>>>
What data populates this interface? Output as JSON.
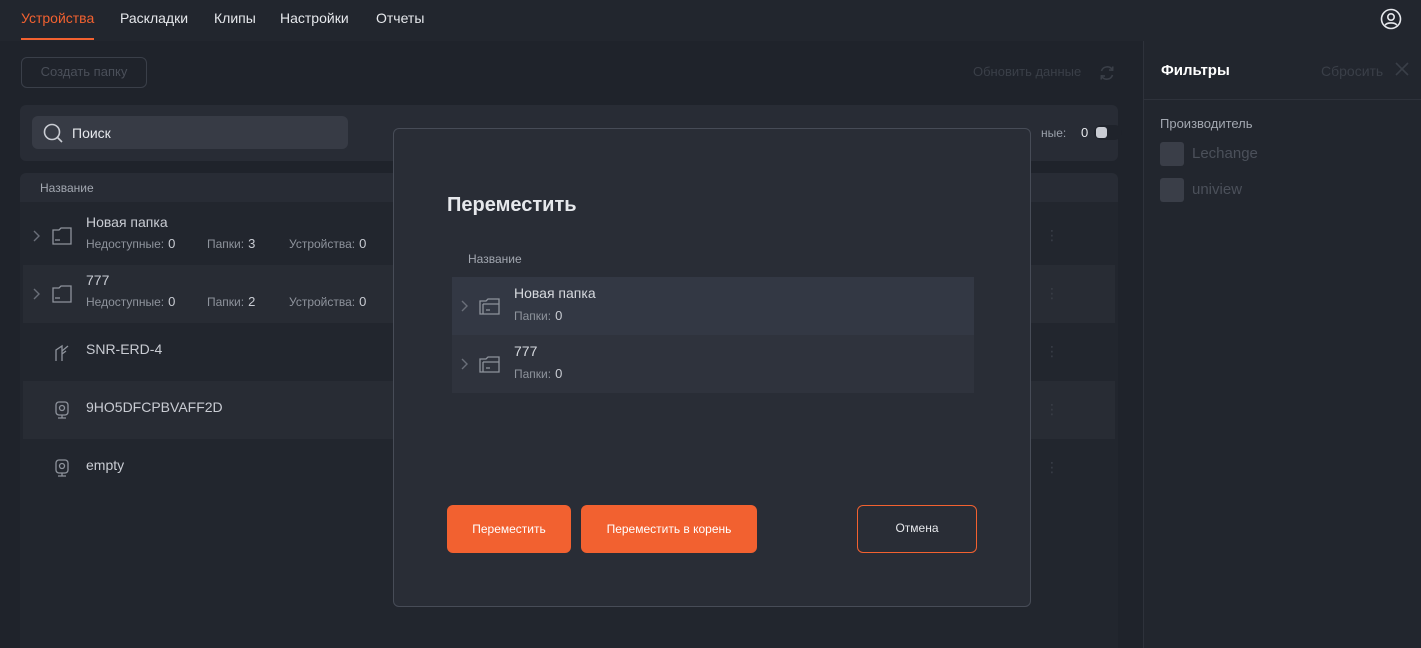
{
  "nav": {
    "tabs": [
      {
        "label": "Устройства",
        "active": true
      },
      {
        "label": "Раскладки",
        "active": false
      },
      {
        "label": "Клипы",
        "active": false
      },
      {
        "label": "Настройки",
        "active": false
      },
      {
        "label": "Отчеты",
        "active": false
      }
    ],
    "profile_icon": "user-circle-icon"
  },
  "main": {
    "create_folder_label": "Создать папку",
    "refresh_label": "Обновить данные",
    "search": {
      "placeholder": "Поиск"
    },
    "toggle": {
      "label": "ные:",
      "count": "0"
    },
    "column_name": "Название",
    "rows": [
      {
        "name": "Новая папка",
        "type": "folder",
        "unavailable_label": "Недоступные:",
        "unavailable": "0",
        "folders_label": "Папки:",
        "folders": "3",
        "devices_label": "Устройства:",
        "devices": "0"
      },
      {
        "name": "777",
        "type": "folder",
        "unavailable_label": "Недоступные:",
        "unavailable": "0",
        "folders_label": "Папки:",
        "folders": "2",
        "devices_label": "Устройства:",
        "devices": "0"
      },
      {
        "name": "SNR-ERD-4",
        "type": "device"
      },
      {
        "name": "9HO5DFCPBVAFF2D",
        "type": "camera"
      },
      {
        "name": "empty",
        "type": "camera"
      }
    ]
  },
  "filters": {
    "title": "Фильтры",
    "reset_label": "Сбросить",
    "group_label": "Производитель",
    "options": [
      {
        "label": "Lechange",
        "checked": false
      },
      {
        "label": "uniview",
        "checked": false
      }
    ]
  },
  "modal": {
    "title": "Переместить",
    "column_name": "Название",
    "rows": [
      {
        "name": "Новая папка",
        "folders_label": "Папки:",
        "folders": "0"
      },
      {
        "name": "777",
        "folders_label": "Папки:",
        "folders": "0"
      }
    ],
    "move_label": "Переместить",
    "move_root_label": "Переместить в корень",
    "cancel_label": "Отмена"
  },
  "colors": {
    "accent": "#f26130",
    "background": "#1f232b",
    "panel": "#282c35"
  }
}
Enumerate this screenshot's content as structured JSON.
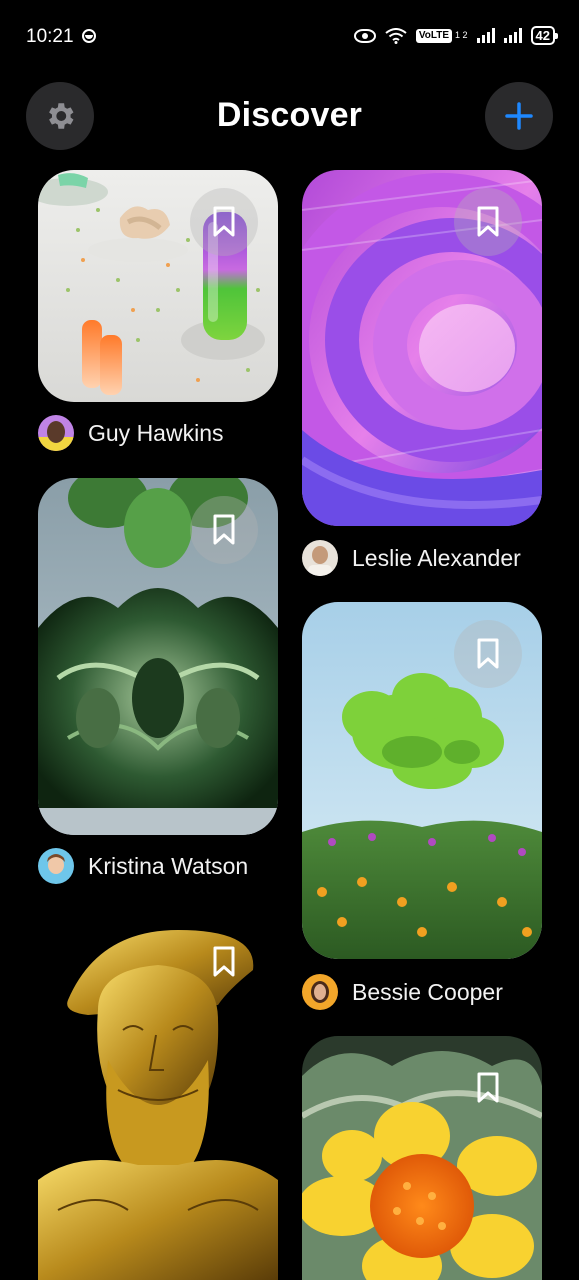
{
  "status_bar": {
    "time": "10:21",
    "network": "VoLTE",
    "network_sub": "1 2",
    "battery": "42"
  },
  "header": {
    "title": "Discover"
  },
  "accent": "#1e88ff",
  "posts": [
    {
      "author": "Guy Hawkins",
      "artwork": "test-tubes-still-life",
      "bookmark_icon": "bookmark-icon"
    },
    {
      "author": "Leslie Alexander",
      "artwork": "purple-spiral-tunnel",
      "bookmark_icon": "bookmark-icon"
    },
    {
      "author": "Kristina Watson",
      "artwork": "green-chrome-sculpture",
      "bookmark_icon": "bookmark-icon"
    },
    {
      "author": "Bessie Cooper",
      "artwork": "green-cloud-meadow",
      "bookmark_icon": "bookmark-icon"
    },
    {
      "author": "",
      "artwork": "golden-bust",
      "bookmark_icon": "bookmark-icon"
    },
    {
      "author": "",
      "artwork": "yellow-flower",
      "bookmark_icon": "bookmark-icon"
    }
  ]
}
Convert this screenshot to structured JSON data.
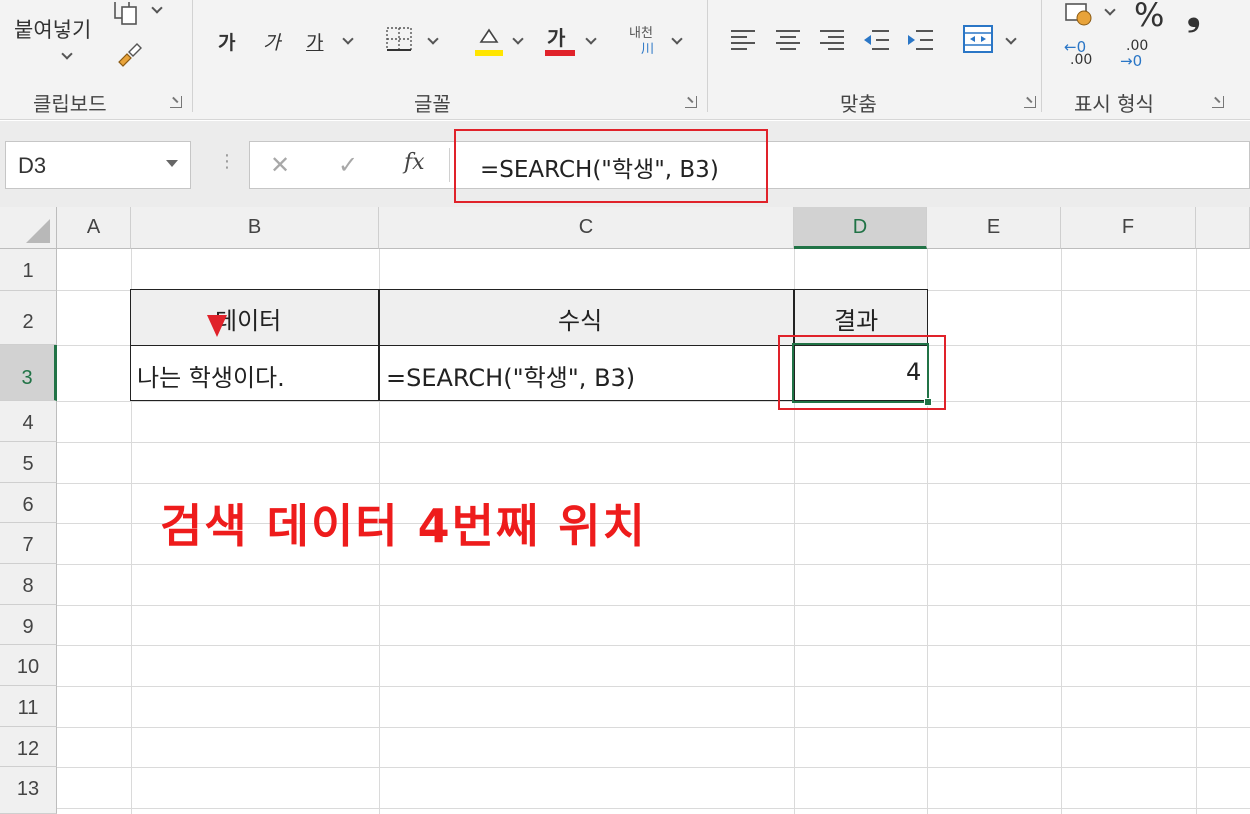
{
  "ribbon": {
    "clipboard": {
      "paste_label": "붙여넣기",
      "group_label": "클립보드"
    },
    "font": {
      "group_label": "글꼴",
      "grow_label": "가",
      "shrink_label": "가",
      "style_label": "가",
      "font_color_label": "가",
      "wrap_label_top": "내천",
      "wrap_label_bottom": "川"
    },
    "alignment": {
      "group_label": "맞춤"
    },
    "number": {
      "group_label": "표시 형식",
      "percent_label": "%",
      "comma_label": "❟",
      "increase_dec_label": ".00",
      "decrease_dec_label": ".00"
    }
  },
  "formula_bar": {
    "name_box": "D3",
    "cancel_label": "✕",
    "enter_label": "✓",
    "fx_label": "fx",
    "formula": "=SEARCH(\"학생\", B3)"
  },
  "columns": [
    "A",
    "B",
    "C",
    "D",
    "E",
    "F"
  ],
  "rows": [
    "1",
    "2",
    "3",
    "4",
    "5",
    "6",
    "7",
    "8",
    "9",
    "10",
    "11",
    "12",
    "13"
  ],
  "table": {
    "header_data": "데이터",
    "header_formula": "수식",
    "header_result": "결과",
    "b3": "나는 학생이다.",
    "c3": "=SEARCH(\"학생\", B3)",
    "d3": "4"
  },
  "annotation": {
    "text": "검색 데이터 4번째 위치",
    "color": "#ee1c1c"
  },
  "colors": {
    "accent_green": "#217346",
    "highlight_red": "#e0222a"
  }
}
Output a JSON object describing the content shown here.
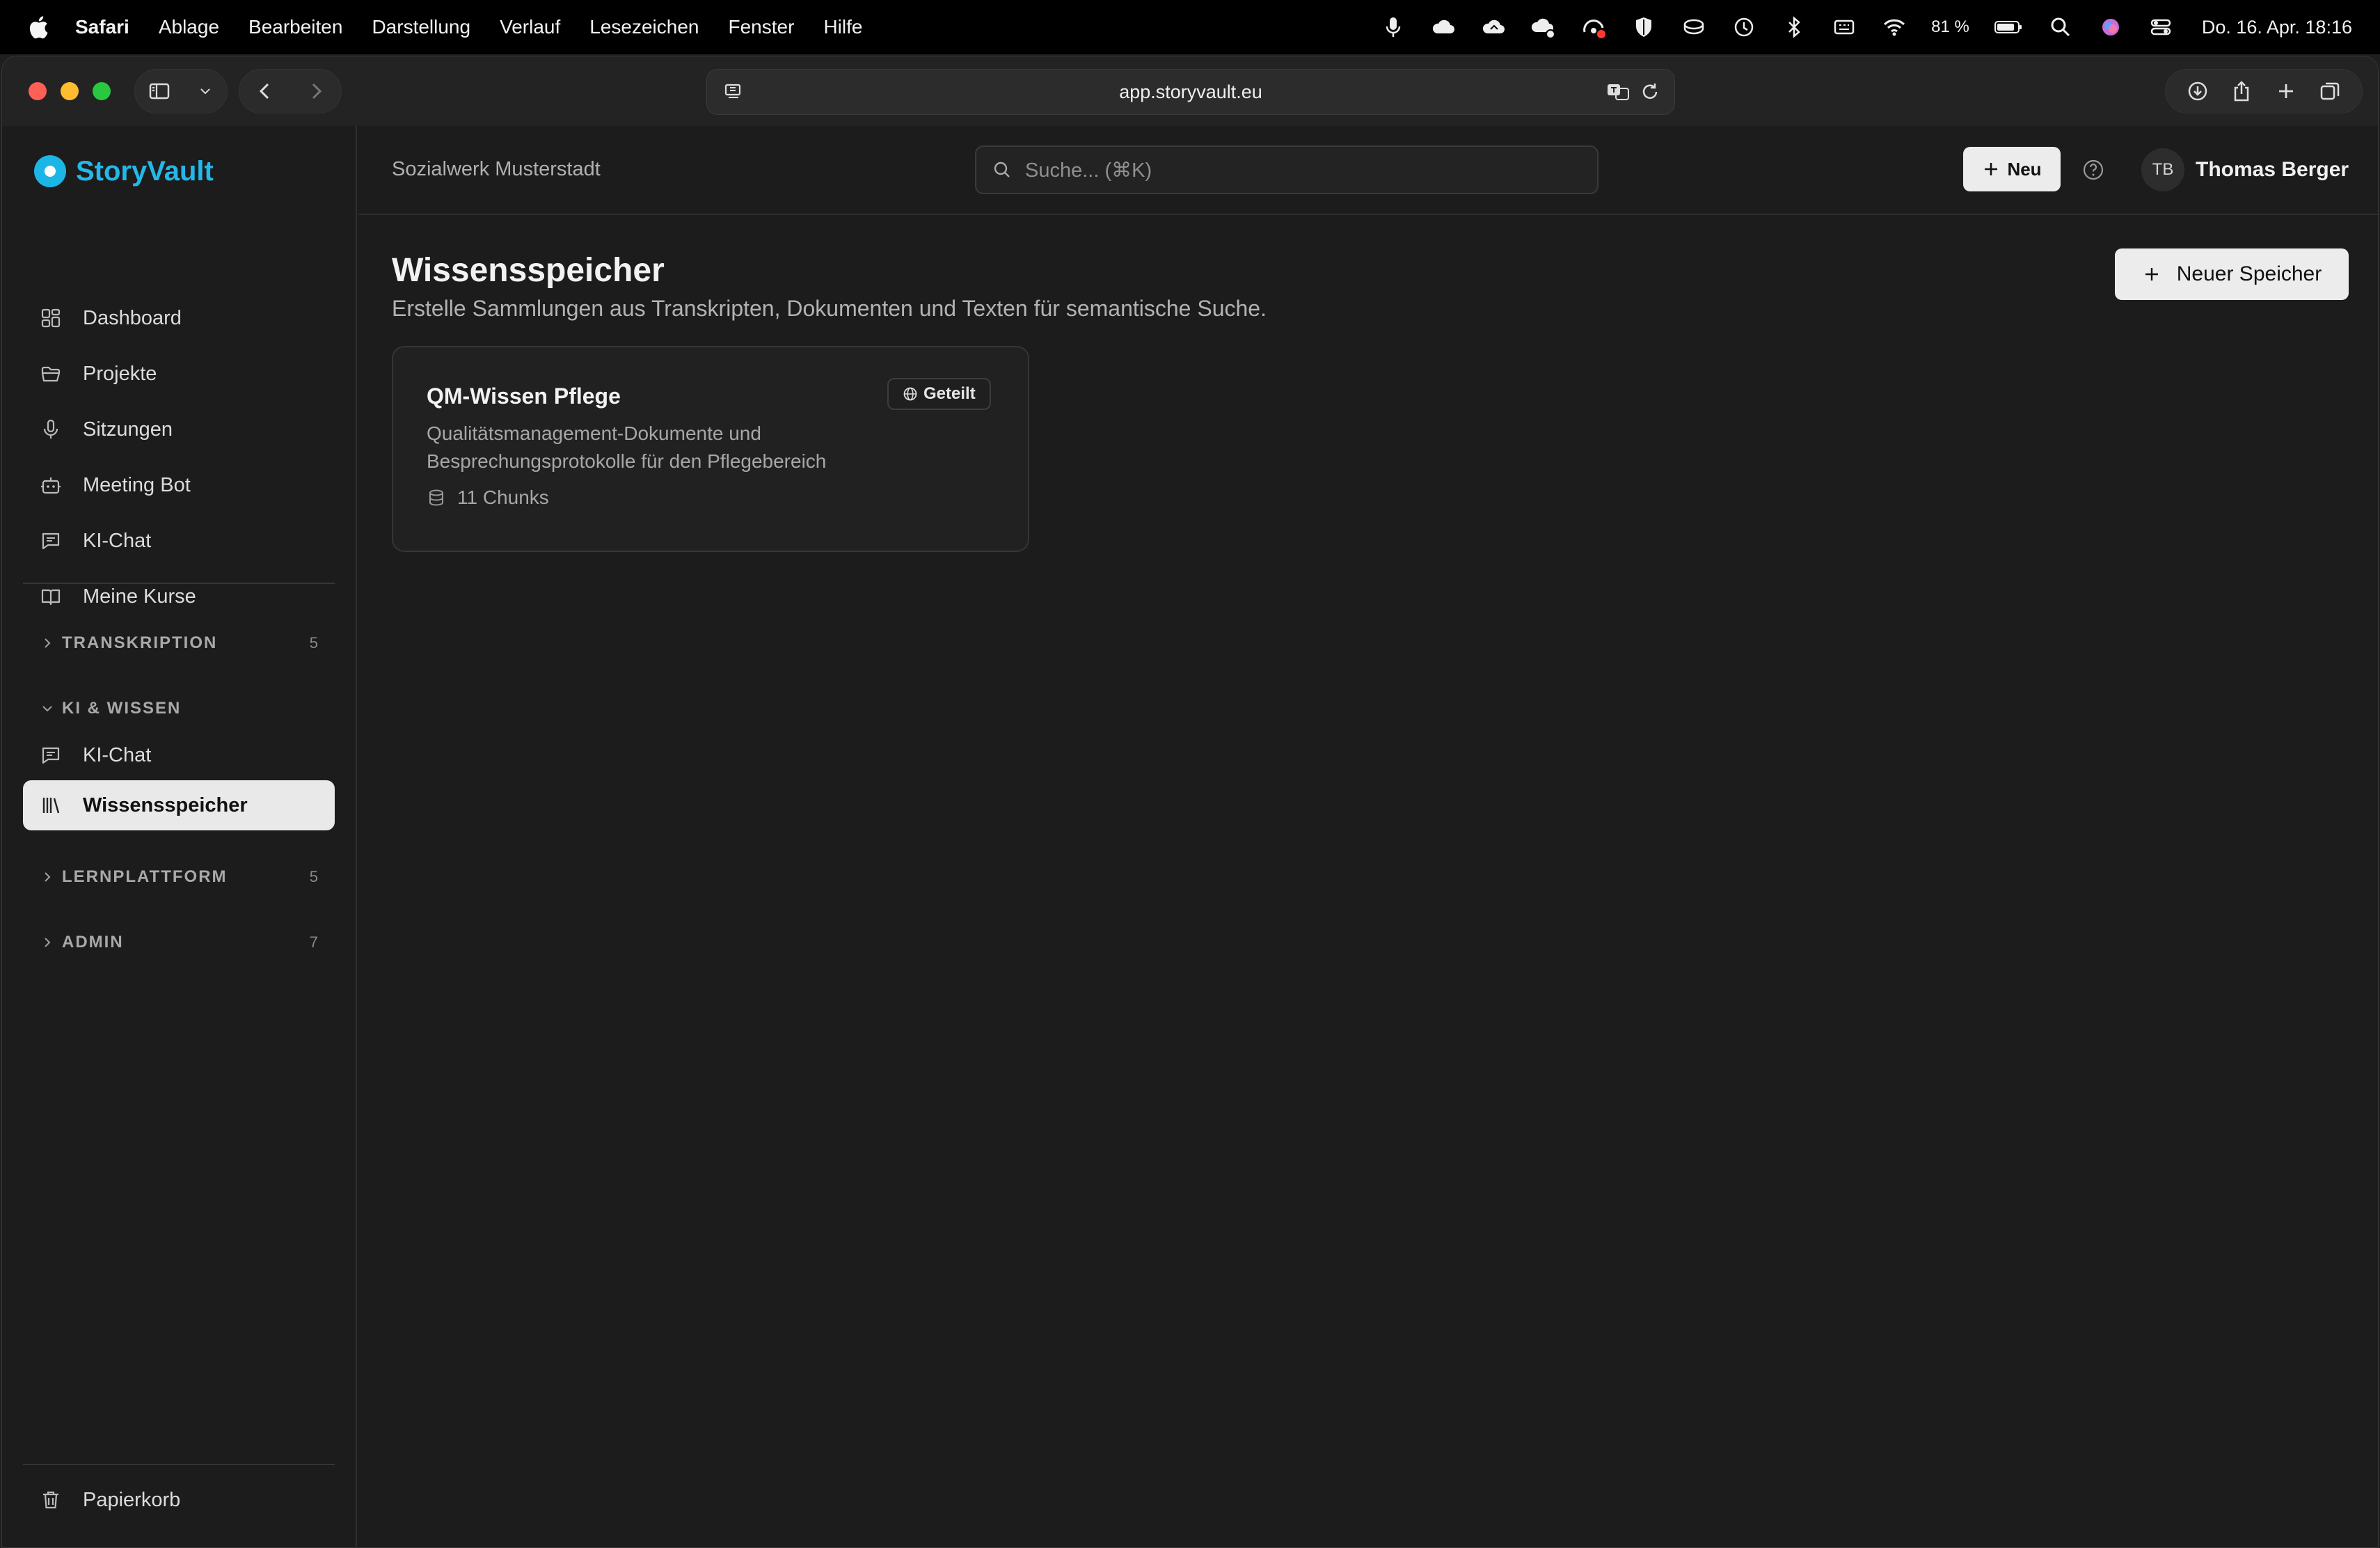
{
  "menubar": {
    "app_name": "Safari",
    "items": [
      "Ablage",
      "Bearbeiten",
      "Darstellung",
      "Verlauf",
      "Lesezeichen",
      "Fenster",
      "Hilfe"
    ],
    "battery": "81 %",
    "clock": "Do. 16. Apr.  18:16"
  },
  "browser": {
    "url": "app.storyvault.eu"
  },
  "app": {
    "logo": "StoryVault",
    "org": "Sozialwerk Musterstadt",
    "search_placeholder": "Suche... (⌘K)",
    "new_button": "Neu",
    "user": {
      "initials": "TB",
      "name": "Thomas Berger"
    }
  },
  "sidebar": {
    "nav": [
      {
        "label": "Dashboard",
        "icon": "dashboard-icon"
      },
      {
        "label": "Projekte",
        "icon": "folder-icon"
      },
      {
        "label": "Sitzungen",
        "icon": "microphone-icon"
      },
      {
        "label": "Meeting Bot",
        "icon": "bot-icon"
      },
      {
        "label": "KI-Chat",
        "icon": "chat-icon"
      },
      {
        "label": "Meine Kurse",
        "icon": "book-icon"
      }
    ],
    "sections": {
      "transkription": {
        "title": "TRANSKRIPTION",
        "count": "5"
      },
      "ki_wissen": {
        "title": "KI & WISSEN",
        "items": [
          {
            "label": "KI-Chat",
            "icon": "chat-icon"
          },
          {
            "label": "Wissensspeicher",
            "icon": "library-icon",
            "active": true
          }
        ]
      },
      "lernplattform": {
        "title": "LERNPLATTFORM",
        "count": "5"
      },
      "admin": {
        "title": "ADMIN",
        "count": "7"
      }
    },
    "trash": "Papierkorb"
  },
  "main": {
    "title": "Wissensspeicher",
    "subtitle": "Erstelle Sammlungen aus Transkripten, Dokumenten und Texten für semantische Suche.",
    "new_store_button": "Neuer Speicher",
    "cards": [
      {
        "title": "QM-Wissen Pflege",
        "badge": "Geteilt",
        "description": "Qualitätsmanagement-Dokumente und Besprechungsprotokolle für den Pflegebereich",
        "meta": "11 Chunks"
      }
    ]
  },
  "colors": {
    "accent": "#24b8ea",
    "background": "#1c1c1c",
    "active_nav_bg": "#e9e9e9"
  }
}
<<<
**Short problem**
What is the number of lines containing "screenshot"? Give that number only.

**The solution**
2